Given data:
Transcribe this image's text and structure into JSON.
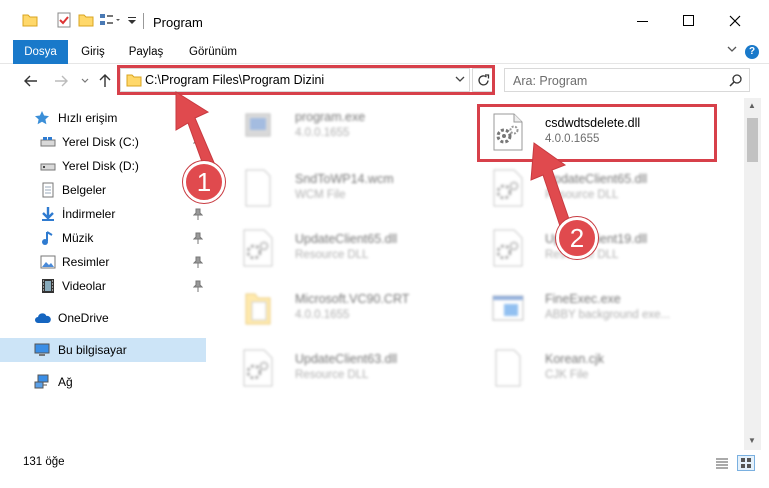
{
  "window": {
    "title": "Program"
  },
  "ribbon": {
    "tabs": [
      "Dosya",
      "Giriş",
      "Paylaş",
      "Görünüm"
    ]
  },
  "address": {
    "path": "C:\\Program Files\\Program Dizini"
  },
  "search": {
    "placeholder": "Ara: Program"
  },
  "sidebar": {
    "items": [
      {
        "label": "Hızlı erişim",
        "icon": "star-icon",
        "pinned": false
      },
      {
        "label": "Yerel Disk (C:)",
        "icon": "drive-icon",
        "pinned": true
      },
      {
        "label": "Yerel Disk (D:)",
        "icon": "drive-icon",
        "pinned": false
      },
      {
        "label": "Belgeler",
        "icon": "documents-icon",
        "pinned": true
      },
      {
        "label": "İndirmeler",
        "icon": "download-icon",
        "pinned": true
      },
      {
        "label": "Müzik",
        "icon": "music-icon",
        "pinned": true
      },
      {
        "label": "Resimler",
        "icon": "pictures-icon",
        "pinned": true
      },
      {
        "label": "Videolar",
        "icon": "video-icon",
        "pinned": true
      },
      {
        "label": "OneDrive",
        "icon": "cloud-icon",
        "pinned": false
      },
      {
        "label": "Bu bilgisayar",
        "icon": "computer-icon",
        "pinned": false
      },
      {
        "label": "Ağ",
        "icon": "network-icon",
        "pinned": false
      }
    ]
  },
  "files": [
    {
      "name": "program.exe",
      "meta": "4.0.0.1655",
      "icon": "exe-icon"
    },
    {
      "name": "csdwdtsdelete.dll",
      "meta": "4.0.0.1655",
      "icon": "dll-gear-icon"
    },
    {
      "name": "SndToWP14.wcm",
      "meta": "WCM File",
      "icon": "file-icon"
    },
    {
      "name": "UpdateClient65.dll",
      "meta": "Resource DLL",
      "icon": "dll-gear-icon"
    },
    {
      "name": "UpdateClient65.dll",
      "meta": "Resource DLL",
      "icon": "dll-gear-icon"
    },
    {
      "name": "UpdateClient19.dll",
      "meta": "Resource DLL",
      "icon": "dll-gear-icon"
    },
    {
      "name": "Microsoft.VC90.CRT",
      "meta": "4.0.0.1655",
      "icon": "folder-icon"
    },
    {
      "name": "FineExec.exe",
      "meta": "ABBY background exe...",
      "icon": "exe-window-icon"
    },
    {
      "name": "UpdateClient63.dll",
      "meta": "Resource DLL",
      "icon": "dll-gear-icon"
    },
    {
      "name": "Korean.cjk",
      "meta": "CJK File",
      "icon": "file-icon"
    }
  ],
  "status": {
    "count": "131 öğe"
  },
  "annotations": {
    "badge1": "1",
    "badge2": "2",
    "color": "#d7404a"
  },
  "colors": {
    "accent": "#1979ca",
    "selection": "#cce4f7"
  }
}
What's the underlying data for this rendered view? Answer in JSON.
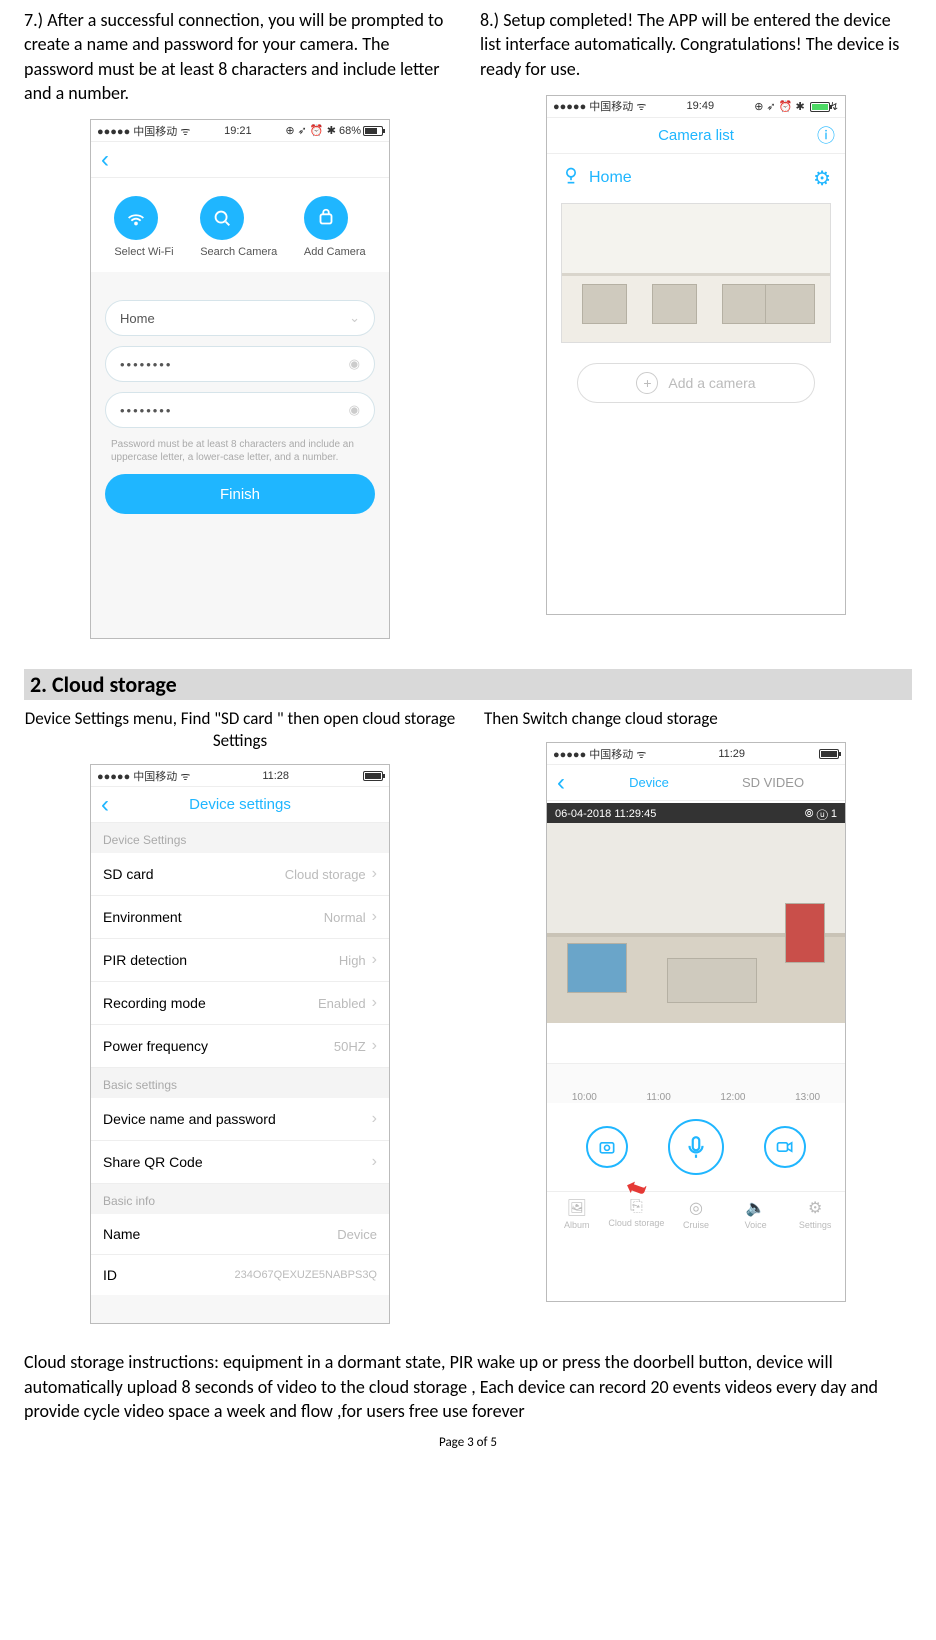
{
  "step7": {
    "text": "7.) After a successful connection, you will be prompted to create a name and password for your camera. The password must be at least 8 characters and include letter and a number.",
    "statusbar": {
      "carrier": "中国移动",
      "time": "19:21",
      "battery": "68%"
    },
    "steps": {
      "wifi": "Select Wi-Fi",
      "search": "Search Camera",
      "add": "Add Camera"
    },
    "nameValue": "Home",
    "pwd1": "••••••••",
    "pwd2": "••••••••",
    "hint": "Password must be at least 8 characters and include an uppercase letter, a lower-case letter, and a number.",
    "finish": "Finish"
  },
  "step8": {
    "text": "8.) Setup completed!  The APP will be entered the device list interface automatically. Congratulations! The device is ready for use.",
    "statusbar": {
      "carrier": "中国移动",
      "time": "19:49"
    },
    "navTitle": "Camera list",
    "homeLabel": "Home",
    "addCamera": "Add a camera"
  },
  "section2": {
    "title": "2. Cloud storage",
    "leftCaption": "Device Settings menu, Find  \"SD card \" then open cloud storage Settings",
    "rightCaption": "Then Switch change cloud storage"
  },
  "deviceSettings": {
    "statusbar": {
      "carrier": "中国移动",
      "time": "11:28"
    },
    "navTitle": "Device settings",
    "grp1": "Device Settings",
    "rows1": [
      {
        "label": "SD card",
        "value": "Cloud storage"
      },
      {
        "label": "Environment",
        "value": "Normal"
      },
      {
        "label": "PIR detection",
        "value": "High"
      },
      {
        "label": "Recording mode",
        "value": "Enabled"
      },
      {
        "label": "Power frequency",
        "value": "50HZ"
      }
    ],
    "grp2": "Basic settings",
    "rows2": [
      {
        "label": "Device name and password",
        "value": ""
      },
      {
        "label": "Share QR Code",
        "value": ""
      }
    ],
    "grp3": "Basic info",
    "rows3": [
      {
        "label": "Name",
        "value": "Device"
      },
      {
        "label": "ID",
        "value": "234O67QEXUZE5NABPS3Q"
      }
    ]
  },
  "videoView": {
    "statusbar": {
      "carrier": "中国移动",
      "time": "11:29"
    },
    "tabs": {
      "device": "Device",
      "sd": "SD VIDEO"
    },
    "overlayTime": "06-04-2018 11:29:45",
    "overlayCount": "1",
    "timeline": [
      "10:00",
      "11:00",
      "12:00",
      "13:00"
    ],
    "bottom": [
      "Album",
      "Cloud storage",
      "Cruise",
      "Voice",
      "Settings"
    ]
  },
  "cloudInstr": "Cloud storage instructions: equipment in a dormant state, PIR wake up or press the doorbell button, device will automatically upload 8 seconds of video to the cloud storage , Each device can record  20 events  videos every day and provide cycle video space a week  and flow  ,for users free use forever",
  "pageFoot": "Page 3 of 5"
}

Short problem:
Go through the listing above and return every line where the word "navTitle" occurs.

Written solution:
    "navTitle": "Camera list",
    "navTitle": "Device settings",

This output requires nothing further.